## GIVEN EXERCISE:
Produce an exact copy of all the data below, dropping every image.

:: LISTING

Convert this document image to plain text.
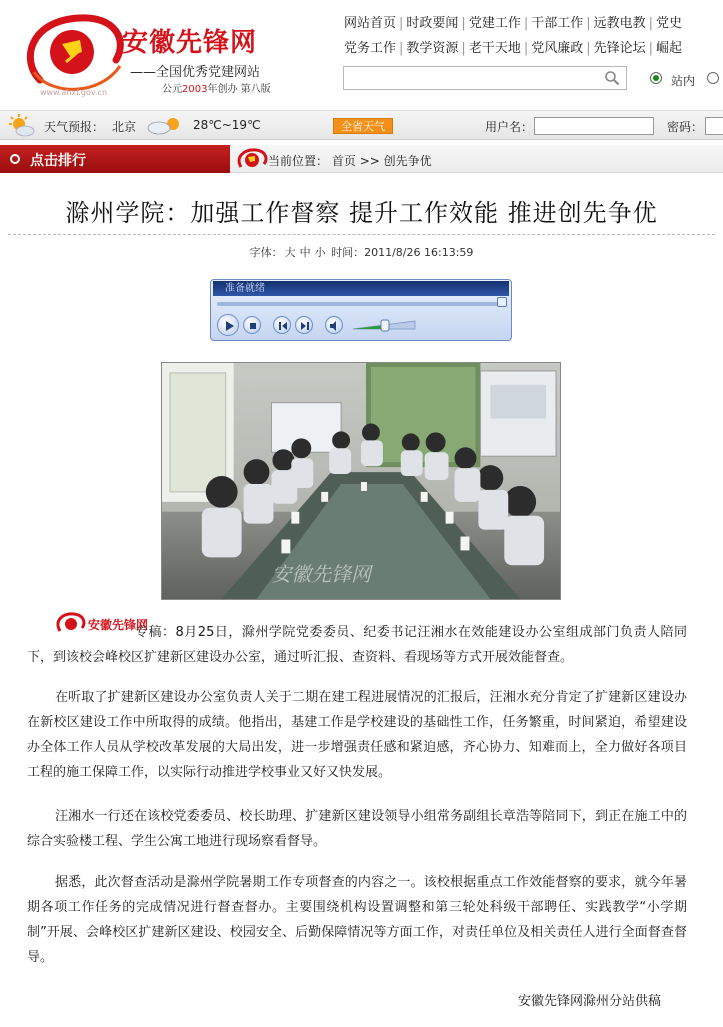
安徽先锋网
——全国优秀党建网站
公元2003年创办 第八版
www.ahxf.gov.cn
网站首页 | 时政要闻 | 党建工作 | 干部工作 | 远教电教 | 党史
党务工作 | 教学资源 | 老干天地 | 党风廉政 | 先锋论坛 | 崛起
站内
天气预报： 北京	28℃~19℃	全省天气	用户名：	密码：
点击排行	当前位置： 首页 >> 创先争优
滁州学院：加强工作督察 提升工作效能 推进创先争优
字体： 大 中 小 时间：2011/8/26 16:13:59
准备就绪
安徽先锋网
安徽先锋网

专稿：8月25日，滁州学院党委委员、纪委书记汪湘水在效能建设办公室组成部门负责人陪同下，到该校会峰校区扩建新区建设办公室，通过听汇报、查资料、看现场等方式开展效能督查。

在听取了扩建新区建设办公室负责人关于二期在建工程进展情况的汇报后，汪湘水充分肯定了扩建新区建设办在新校区建设工作中所取得的成绩。他指出，基建工作是学校建设的基础性工作，任务繁重，时间紧迫，希望建设办全体工作人员从学校改革发展的大局出发，进一步增强责任感和紧迫感，齐心协力、知难而上，全力做好各项目工程的施工保障工作，以实际行动推进学校事业又好又快发展。

汪湘水一行还在该校党委委员、校长助理、扩建新区建设领导小组常务副组长章浩等陪同下，到正在施工中的综合实验楼工程、学生公寓工地进行现场察看督导。

据悉，此次督查活动是滁州学院暑期工作专项督查的内容之一。该校根据重点工作效能督察的要求，就今年暑期各项工作任务的完成情况进行督查督办。主要围绕机构设置调整和第三轮处科级干部聘任、实践教学“小学期制”开展、会峰校区扩建新区建设、校园安全、后勤保障情况等方面工作，对责任单位及相关责任人进行全面督查督导。

安徽先锋网滁州分站供稿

::::

## ANSWER FOR THE TASK:
Convert this document image to plain text.
安徽先锋网
——全国优秀党建网站
公元2003年创办 第八版
www.ahxf.gov.cn
网站首页 | 时政要闻 | 党建工作 | 干部工作 | 远教电教 | 党史
党务工作 | 教学资源 | 老干天地 | 党风廉政 | 先锋论坛 | 崛起
站内
天气预报： 北京	28℃~19℃	全省天气	用户名：	密码：
点击排行	当前位置： 首页 >> 创先争优
滁州学院：加强工作督察 提升工作效能 推进创先争优
字体： 大 中 小 时间：2011/8/26 16:13:59
准备就绪
安徽先锋网
安徽先锋网

专稿：8月25日，滁州学院党委委员、纪委书记汪湘水在效能建设办公室组成部门负责人陪同下，到该校会峰校区扩建新区建设办公室，通过听汇报、查资料、看现场等方式开展效能督查。

在听取了扩建新区建设办公室负责人关于二期在建工程进展情况的汇报后，汪湘水充分肯定了扩建新区建设办在新校区建设工作中所取得的成绩。他指出，基建工作是学校建设的基础性工作，任务繁重，时间紧迫，希望建设办全体工作人员从学校改革发展的大局出发，进一步增强责任感和紧迫感，齐心协力、知难而上，全力做好各项目工程的施工保障工作，以实际行动推进学校事业又好又快发展。

汪湘水一行还在该校党委委员、校长助理、扩建新区建设领导小组常务副组长章浩等陪同下，到正在施工中的综合实验楼工程、学生公寓工地进行现场察看督导。

据悉，此次督查活动是滁州学院暑期工作专项督查的内容之一。该校根据重点工作效能督察的要求，就今年暑期各项工作任务的完成情况进行督查督办。主要围绕机构设置调整和第三轮处科级干部聘任、实践教学“小学期制”开展、会峰校区扩建新区建设、校园安全、后勤保障情况等方面工作，对责任单位及相关责任人进行全面督查督导。

安徽先锋网滁州分站供稿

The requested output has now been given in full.